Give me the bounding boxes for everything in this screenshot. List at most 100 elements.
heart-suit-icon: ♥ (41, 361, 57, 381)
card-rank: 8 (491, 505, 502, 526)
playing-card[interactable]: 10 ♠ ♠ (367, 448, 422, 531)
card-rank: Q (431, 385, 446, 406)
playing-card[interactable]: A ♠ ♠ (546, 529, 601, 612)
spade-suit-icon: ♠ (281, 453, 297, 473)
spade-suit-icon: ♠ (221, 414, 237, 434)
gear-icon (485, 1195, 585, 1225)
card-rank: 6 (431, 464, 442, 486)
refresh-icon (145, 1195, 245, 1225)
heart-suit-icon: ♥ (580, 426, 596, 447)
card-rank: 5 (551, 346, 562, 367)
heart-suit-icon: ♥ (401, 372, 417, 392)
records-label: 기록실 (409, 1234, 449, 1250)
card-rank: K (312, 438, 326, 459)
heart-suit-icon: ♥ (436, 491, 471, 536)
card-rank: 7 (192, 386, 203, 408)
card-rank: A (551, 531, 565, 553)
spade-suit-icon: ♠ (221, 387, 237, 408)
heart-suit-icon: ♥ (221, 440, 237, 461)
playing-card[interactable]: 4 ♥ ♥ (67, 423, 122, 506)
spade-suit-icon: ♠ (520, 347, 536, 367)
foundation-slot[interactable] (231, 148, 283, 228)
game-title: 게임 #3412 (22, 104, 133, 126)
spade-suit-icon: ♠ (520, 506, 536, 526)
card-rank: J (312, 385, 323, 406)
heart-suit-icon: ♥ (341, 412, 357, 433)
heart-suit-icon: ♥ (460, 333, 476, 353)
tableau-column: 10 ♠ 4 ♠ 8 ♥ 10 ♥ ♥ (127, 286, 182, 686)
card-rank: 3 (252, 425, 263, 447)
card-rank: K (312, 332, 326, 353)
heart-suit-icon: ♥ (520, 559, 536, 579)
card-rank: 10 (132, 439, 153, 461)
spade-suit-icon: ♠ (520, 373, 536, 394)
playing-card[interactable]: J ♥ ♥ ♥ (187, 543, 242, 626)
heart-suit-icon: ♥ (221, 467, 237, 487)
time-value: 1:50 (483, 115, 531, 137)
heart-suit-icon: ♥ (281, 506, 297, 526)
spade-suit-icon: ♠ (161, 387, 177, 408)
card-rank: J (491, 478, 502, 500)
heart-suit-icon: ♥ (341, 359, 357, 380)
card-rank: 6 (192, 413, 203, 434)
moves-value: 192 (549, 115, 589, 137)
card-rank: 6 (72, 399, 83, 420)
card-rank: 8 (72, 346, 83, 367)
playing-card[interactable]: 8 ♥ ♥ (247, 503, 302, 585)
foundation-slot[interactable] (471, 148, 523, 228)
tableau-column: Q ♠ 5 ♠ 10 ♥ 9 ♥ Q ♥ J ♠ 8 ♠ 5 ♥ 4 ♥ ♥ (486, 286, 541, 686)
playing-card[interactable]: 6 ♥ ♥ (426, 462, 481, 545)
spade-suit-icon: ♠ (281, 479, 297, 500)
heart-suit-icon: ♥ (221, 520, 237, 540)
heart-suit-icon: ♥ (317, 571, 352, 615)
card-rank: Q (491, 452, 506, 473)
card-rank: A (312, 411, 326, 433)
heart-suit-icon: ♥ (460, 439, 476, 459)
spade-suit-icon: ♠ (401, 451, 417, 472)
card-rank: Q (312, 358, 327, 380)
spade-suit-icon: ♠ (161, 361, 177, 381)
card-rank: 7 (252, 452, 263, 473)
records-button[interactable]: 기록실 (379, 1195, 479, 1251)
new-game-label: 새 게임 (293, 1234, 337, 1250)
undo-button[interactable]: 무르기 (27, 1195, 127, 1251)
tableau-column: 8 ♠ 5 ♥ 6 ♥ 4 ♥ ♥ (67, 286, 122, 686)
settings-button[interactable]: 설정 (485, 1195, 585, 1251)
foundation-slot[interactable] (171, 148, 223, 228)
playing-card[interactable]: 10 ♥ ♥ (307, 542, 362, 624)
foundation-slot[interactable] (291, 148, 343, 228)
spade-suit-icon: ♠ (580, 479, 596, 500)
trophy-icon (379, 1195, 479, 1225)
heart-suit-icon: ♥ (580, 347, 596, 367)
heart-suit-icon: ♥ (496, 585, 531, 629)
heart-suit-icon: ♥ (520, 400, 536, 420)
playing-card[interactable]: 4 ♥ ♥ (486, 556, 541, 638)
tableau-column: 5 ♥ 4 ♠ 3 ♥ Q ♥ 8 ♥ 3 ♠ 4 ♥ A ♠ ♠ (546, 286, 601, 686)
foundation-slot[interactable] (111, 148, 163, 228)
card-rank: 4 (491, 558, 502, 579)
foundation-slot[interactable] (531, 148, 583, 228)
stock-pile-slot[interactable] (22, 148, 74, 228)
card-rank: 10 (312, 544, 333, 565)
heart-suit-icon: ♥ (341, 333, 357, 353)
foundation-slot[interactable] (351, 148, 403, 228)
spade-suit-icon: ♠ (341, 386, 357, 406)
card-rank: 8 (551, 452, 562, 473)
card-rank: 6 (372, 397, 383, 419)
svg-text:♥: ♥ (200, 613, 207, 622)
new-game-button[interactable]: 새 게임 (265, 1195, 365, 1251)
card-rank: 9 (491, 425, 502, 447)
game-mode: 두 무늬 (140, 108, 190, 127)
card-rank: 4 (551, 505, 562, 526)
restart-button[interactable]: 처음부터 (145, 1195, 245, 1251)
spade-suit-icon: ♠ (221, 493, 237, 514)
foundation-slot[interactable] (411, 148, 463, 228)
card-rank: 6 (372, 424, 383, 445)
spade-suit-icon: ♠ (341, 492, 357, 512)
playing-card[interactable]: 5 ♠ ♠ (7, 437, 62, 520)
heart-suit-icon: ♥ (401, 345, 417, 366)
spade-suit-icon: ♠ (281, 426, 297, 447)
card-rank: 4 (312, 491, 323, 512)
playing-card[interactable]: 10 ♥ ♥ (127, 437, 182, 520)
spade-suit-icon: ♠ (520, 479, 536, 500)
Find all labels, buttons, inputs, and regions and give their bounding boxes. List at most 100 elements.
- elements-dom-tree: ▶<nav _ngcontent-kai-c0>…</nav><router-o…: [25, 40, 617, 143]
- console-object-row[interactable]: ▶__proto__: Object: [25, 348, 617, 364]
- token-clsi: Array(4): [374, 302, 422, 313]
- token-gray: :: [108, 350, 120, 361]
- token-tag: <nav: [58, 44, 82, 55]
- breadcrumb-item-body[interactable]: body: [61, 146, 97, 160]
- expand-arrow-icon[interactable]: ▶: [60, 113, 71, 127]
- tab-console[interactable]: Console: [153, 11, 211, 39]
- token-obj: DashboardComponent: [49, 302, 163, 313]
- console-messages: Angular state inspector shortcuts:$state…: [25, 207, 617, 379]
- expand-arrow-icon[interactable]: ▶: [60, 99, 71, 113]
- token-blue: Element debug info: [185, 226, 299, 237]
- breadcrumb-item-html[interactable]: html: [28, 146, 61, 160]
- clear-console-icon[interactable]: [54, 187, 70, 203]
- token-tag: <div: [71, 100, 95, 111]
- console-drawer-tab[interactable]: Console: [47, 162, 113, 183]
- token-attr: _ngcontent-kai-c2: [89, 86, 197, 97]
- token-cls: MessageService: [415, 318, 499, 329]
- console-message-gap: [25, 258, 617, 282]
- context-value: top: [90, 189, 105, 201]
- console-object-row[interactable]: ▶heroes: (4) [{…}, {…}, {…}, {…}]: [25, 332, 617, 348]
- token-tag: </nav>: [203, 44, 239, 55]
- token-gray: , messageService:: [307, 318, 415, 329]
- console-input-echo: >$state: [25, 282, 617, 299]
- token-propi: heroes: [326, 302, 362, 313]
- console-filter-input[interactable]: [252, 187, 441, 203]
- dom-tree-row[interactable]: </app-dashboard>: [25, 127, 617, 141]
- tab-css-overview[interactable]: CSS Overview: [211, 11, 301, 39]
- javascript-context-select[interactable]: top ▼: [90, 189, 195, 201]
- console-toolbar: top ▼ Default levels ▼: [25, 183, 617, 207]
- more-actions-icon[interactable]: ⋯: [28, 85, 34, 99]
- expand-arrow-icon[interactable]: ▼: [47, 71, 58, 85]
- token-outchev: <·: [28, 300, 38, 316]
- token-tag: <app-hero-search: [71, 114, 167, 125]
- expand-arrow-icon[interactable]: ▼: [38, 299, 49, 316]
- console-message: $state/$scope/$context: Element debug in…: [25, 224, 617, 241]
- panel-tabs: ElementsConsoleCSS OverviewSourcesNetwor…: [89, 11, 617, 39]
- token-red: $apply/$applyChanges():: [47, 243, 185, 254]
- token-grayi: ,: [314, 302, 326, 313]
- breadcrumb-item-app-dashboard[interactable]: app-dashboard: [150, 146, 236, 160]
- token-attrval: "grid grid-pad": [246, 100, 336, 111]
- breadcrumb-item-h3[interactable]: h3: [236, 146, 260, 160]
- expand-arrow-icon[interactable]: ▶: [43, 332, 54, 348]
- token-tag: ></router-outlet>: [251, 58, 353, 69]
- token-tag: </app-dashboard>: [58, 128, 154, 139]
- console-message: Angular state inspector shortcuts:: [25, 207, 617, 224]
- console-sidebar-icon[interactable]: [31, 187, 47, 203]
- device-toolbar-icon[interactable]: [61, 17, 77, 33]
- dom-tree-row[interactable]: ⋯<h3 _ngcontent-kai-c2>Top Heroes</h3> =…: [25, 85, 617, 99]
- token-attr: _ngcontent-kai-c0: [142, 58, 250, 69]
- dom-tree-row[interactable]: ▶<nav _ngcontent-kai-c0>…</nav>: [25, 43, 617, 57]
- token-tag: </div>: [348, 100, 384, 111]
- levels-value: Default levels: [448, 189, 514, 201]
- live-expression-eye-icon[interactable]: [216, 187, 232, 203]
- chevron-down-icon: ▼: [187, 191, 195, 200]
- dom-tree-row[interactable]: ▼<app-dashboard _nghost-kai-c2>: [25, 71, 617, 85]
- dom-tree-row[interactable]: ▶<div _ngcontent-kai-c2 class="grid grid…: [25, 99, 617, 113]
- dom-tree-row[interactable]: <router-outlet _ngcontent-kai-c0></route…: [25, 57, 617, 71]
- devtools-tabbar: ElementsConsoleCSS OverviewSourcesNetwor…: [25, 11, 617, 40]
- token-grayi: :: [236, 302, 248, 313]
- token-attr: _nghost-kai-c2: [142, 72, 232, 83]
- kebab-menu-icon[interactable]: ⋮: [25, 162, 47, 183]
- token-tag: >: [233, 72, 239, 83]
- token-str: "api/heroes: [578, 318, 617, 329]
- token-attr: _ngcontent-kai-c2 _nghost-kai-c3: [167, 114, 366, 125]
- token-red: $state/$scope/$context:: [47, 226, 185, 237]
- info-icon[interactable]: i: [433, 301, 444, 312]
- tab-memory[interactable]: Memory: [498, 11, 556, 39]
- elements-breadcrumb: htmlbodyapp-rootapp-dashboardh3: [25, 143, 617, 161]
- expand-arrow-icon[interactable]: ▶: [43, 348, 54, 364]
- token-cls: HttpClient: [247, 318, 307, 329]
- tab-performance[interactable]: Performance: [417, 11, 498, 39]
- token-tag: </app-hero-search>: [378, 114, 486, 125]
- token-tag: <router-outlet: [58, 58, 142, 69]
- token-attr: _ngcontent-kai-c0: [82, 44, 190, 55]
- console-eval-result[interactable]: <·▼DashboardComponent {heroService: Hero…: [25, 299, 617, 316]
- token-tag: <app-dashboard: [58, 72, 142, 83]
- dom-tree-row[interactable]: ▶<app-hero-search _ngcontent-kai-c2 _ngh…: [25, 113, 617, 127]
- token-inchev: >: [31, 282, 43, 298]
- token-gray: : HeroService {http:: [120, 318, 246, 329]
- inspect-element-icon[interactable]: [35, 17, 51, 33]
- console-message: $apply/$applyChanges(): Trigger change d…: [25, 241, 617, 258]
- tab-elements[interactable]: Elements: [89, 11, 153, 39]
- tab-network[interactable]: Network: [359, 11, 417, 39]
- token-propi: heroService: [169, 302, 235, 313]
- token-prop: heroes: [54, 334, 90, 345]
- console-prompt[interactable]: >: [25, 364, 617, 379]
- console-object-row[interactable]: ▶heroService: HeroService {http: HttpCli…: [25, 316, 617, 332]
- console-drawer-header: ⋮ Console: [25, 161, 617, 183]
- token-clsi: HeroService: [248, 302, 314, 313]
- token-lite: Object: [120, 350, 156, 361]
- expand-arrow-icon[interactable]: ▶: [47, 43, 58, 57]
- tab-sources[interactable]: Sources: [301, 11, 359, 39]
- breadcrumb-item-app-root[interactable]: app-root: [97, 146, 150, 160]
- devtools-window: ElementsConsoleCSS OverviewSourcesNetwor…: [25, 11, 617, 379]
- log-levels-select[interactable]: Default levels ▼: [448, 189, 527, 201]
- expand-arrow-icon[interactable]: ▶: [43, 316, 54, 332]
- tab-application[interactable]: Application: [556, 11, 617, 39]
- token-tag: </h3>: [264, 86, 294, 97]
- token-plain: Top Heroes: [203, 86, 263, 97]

:: Request ::
Extract every line of the listing that contains the string "records", matching case exactly.

:: Task result ::
records-label: 기록실 (409, 1234, 449, 1250)
records-button[interactable]: 기록실 (379, 1195, 479, 1251)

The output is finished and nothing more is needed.